PROBLEM REQUIREMENTS: Determine the count of lines holding the string "document". Return only the number.
══════════════════════════════
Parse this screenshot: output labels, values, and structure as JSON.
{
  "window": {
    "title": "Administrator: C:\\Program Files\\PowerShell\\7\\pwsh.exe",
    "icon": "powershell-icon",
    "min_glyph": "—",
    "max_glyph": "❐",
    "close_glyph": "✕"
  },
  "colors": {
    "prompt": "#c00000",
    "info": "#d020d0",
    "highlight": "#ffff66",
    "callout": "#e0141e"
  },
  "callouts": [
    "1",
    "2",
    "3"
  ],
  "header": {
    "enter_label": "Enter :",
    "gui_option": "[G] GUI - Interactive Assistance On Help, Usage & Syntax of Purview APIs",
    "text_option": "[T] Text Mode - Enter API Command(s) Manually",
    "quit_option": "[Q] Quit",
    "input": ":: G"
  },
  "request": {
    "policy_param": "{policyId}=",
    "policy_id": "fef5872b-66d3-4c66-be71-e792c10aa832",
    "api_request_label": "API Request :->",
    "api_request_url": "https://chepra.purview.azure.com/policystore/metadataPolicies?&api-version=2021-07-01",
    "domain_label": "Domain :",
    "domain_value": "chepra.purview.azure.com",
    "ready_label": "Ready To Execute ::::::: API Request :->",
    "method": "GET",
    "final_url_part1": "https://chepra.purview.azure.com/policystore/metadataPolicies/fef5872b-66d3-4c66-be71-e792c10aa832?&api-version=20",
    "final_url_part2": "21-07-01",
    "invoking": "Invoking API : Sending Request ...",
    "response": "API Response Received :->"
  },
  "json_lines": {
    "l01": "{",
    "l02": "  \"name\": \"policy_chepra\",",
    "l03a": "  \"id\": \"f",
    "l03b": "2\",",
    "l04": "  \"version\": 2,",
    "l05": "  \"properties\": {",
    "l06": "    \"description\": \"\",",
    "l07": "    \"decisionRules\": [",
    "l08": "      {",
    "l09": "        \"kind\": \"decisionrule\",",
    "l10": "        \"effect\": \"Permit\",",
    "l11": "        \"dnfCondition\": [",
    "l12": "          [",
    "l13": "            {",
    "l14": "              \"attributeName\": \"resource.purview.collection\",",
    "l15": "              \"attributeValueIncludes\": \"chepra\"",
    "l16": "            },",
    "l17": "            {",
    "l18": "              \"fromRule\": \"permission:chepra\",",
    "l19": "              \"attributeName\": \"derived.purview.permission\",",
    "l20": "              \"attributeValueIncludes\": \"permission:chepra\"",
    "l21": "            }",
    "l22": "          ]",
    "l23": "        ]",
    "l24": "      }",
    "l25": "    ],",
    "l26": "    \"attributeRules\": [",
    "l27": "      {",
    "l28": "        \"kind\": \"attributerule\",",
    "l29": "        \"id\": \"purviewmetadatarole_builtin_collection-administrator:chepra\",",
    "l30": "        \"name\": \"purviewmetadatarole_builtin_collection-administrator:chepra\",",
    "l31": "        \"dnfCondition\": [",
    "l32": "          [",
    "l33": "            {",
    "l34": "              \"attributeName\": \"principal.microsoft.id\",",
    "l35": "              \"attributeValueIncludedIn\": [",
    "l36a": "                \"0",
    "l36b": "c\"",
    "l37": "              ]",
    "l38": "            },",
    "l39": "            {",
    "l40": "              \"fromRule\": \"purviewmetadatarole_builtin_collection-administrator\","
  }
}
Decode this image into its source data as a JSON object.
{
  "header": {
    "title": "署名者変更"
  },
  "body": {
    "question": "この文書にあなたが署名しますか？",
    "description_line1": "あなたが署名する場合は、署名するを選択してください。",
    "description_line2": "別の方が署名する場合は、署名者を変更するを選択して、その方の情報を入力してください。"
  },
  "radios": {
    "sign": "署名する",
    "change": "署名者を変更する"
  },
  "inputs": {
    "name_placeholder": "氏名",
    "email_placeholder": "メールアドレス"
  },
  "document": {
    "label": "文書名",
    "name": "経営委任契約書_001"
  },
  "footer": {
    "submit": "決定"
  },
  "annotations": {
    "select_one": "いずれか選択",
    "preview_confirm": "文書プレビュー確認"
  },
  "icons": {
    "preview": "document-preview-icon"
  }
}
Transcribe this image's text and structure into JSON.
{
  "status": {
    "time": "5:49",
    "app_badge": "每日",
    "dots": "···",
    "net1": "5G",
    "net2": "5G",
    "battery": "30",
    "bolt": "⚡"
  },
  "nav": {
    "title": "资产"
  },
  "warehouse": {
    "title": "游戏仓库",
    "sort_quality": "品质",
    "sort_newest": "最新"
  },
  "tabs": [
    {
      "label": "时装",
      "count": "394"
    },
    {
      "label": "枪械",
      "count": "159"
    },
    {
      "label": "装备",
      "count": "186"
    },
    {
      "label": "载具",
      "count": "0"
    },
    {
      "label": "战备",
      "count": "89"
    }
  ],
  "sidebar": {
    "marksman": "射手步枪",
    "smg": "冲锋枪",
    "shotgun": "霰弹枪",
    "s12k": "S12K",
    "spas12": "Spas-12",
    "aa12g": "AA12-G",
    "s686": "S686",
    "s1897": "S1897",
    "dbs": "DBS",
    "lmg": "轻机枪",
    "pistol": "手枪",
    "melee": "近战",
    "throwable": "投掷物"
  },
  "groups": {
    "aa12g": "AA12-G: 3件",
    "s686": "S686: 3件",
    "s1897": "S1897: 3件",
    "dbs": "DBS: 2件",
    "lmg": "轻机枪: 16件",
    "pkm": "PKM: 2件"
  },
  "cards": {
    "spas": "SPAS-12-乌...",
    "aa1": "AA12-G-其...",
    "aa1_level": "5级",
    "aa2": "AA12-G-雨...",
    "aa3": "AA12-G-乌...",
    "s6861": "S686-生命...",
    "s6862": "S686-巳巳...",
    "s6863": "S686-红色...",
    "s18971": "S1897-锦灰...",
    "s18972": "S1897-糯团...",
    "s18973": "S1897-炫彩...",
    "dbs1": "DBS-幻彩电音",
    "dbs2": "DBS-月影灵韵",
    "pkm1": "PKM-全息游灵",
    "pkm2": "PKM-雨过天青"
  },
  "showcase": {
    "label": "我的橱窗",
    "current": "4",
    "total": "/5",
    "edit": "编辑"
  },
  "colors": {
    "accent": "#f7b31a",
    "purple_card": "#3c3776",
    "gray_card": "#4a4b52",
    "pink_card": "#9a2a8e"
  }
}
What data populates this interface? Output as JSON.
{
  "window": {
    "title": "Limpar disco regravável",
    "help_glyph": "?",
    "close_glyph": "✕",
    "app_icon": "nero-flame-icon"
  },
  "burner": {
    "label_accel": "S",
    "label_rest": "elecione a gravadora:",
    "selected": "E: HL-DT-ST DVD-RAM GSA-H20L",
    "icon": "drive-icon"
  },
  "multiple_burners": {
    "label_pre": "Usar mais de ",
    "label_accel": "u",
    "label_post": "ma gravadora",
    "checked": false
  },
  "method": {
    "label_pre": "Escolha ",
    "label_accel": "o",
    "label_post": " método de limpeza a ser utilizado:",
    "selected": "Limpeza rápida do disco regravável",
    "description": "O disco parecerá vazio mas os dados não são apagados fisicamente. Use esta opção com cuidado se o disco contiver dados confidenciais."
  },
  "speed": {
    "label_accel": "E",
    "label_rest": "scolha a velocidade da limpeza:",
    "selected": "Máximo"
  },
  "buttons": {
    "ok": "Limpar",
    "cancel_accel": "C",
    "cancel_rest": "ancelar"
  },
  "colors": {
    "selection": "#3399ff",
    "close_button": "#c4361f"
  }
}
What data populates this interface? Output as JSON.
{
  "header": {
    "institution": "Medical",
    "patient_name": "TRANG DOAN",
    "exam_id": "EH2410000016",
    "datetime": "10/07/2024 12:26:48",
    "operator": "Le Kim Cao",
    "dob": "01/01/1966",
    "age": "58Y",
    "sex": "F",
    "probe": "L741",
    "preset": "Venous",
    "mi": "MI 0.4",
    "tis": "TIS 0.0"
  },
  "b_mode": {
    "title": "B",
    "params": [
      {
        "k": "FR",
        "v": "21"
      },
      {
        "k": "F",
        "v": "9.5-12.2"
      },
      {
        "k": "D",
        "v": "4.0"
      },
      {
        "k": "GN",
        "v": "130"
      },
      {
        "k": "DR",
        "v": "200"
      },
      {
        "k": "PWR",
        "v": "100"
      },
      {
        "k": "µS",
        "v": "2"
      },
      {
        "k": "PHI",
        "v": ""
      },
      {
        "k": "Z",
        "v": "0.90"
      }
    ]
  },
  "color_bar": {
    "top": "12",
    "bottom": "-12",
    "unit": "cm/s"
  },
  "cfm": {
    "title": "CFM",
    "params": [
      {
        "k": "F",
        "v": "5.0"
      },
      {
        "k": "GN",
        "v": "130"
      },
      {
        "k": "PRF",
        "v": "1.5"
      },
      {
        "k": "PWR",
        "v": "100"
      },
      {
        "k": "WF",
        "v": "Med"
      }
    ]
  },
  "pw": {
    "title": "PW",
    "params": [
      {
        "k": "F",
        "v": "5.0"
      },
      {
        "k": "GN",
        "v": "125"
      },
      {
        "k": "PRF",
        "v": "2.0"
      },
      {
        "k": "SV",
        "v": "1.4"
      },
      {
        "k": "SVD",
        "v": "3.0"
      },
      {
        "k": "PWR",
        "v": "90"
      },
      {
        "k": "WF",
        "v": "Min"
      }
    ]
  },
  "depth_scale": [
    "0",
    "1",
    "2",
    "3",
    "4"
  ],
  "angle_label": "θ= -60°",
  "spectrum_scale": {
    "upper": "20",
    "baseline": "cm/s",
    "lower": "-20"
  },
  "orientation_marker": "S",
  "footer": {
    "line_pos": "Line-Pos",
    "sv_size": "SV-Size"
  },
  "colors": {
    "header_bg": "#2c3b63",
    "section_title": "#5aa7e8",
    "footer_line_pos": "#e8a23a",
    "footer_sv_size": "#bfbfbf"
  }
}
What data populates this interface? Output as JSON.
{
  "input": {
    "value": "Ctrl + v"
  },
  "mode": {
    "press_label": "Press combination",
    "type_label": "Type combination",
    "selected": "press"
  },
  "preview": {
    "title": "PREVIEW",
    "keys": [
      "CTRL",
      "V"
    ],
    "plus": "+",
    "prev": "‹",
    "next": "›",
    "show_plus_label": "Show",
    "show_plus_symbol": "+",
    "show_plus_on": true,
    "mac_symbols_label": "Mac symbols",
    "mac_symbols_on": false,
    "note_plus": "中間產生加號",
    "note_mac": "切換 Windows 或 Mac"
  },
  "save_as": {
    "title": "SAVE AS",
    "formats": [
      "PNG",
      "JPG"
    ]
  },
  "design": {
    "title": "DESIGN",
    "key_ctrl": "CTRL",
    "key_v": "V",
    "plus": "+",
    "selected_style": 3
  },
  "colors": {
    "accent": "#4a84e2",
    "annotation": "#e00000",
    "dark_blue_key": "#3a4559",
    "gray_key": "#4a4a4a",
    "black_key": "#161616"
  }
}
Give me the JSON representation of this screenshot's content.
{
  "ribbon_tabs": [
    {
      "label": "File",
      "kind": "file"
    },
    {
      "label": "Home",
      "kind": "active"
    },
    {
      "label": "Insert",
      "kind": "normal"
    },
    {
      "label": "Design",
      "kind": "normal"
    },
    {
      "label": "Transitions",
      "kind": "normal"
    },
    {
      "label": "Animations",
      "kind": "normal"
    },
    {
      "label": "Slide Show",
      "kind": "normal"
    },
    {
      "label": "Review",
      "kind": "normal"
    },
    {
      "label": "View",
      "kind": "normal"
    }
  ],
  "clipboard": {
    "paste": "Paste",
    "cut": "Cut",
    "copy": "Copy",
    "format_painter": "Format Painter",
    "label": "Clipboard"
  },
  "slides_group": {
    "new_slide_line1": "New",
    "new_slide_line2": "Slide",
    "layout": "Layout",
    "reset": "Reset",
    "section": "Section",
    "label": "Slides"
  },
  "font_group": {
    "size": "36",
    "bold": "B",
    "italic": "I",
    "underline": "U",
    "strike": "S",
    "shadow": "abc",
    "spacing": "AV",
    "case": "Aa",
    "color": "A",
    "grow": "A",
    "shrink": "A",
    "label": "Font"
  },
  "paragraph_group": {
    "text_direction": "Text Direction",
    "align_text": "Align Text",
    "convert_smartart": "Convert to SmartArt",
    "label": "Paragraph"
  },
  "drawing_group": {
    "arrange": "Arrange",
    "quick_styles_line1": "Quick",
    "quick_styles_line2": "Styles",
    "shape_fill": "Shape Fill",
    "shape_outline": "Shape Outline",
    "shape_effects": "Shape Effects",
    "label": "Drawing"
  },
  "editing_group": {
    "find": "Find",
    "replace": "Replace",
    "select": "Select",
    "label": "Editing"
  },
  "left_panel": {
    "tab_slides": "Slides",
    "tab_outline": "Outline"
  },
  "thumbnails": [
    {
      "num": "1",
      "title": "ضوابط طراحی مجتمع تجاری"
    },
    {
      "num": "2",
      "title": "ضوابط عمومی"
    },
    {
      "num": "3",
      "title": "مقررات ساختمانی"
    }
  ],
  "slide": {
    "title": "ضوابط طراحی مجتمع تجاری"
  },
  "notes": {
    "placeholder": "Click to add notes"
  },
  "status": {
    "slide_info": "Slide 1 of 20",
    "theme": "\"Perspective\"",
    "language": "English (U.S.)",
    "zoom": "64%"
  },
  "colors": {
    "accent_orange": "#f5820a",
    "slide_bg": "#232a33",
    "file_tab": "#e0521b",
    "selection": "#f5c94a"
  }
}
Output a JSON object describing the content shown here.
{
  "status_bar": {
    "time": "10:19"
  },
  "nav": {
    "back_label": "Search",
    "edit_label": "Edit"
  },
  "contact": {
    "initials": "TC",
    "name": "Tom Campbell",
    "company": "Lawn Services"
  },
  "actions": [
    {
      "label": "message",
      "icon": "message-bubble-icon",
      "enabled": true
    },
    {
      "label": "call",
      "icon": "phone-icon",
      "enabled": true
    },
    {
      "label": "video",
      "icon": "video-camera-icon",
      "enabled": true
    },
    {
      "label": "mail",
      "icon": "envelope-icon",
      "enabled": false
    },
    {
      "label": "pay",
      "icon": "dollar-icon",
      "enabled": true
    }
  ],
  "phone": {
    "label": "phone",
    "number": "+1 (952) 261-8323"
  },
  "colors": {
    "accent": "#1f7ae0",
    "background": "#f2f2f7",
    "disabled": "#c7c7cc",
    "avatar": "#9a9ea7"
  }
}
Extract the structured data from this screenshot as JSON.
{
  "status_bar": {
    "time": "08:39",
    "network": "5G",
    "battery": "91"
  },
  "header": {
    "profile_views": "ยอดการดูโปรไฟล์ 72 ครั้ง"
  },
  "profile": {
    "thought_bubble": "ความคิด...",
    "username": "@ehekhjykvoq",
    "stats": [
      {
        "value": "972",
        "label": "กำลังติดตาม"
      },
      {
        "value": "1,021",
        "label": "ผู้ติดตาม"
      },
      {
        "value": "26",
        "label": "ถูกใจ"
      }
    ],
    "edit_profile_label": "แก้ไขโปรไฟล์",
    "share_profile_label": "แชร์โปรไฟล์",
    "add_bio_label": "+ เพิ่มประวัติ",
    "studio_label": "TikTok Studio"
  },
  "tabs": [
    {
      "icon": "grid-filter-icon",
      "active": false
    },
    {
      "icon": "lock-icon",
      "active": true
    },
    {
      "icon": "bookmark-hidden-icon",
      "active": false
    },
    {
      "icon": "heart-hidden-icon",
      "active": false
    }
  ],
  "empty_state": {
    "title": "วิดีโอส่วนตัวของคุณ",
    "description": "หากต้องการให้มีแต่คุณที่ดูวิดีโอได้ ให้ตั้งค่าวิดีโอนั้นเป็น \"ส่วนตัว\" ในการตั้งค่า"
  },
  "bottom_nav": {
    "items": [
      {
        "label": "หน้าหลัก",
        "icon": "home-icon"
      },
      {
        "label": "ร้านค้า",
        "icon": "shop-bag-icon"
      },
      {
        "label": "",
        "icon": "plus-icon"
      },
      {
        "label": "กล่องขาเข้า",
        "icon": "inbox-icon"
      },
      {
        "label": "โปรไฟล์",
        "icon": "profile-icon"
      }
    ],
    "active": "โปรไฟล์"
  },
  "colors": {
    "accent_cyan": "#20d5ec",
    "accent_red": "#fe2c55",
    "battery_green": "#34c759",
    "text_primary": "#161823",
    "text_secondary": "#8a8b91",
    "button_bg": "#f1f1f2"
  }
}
══════════════════════════════
TASK OUTPUT: 2